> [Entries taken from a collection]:
====
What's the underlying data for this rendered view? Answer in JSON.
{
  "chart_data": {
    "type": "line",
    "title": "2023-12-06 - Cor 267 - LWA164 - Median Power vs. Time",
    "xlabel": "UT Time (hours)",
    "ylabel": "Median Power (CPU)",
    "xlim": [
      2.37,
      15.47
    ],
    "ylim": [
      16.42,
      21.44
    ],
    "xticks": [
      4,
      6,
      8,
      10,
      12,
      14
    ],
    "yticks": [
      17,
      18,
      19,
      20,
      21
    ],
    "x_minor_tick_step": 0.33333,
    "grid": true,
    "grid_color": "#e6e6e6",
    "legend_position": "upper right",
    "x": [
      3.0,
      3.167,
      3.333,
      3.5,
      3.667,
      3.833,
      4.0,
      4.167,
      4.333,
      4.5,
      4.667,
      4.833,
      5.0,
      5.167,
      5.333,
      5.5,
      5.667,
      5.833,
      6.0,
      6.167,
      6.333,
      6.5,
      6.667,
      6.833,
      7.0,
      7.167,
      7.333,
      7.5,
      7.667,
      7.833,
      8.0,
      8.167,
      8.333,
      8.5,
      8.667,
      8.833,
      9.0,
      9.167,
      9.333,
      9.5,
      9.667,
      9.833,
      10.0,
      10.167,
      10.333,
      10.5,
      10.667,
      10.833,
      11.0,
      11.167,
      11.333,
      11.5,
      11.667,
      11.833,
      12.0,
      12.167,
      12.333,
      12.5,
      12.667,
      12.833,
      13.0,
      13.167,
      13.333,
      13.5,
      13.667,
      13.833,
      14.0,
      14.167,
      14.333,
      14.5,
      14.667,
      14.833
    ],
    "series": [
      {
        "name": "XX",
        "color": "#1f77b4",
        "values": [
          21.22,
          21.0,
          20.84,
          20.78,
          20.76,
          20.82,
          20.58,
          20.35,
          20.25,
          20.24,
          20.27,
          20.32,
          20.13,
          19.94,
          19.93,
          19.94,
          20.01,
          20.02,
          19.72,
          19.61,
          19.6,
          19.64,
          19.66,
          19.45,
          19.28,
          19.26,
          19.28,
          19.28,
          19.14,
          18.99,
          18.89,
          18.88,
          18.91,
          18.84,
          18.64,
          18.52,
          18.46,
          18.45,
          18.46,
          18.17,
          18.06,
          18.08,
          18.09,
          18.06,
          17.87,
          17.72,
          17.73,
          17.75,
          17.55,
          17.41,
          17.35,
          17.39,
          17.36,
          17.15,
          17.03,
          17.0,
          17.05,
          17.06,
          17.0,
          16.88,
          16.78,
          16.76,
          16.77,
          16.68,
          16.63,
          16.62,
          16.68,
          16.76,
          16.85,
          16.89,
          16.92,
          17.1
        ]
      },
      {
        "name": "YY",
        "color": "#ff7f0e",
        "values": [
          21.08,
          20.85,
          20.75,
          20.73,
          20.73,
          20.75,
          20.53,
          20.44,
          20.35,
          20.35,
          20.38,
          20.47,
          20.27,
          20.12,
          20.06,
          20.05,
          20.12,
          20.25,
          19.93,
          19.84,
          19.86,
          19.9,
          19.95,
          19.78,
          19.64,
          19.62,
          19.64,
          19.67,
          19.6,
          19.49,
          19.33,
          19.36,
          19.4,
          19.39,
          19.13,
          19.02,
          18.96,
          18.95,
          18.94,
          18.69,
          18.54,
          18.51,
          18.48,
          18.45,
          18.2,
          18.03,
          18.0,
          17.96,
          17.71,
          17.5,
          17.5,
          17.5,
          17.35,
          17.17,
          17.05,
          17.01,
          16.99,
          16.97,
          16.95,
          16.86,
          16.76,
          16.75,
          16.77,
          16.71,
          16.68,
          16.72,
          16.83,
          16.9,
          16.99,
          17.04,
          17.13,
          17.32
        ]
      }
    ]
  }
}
====
> [Task description]: Search the records above for "Power". Copy each line where it is found.

> [Problem solution]:
    "title": "2023-12-06 - Cor 267 - LWA164 - Median Power vs. Time",
    "ylabel": "Median Power (CPU)",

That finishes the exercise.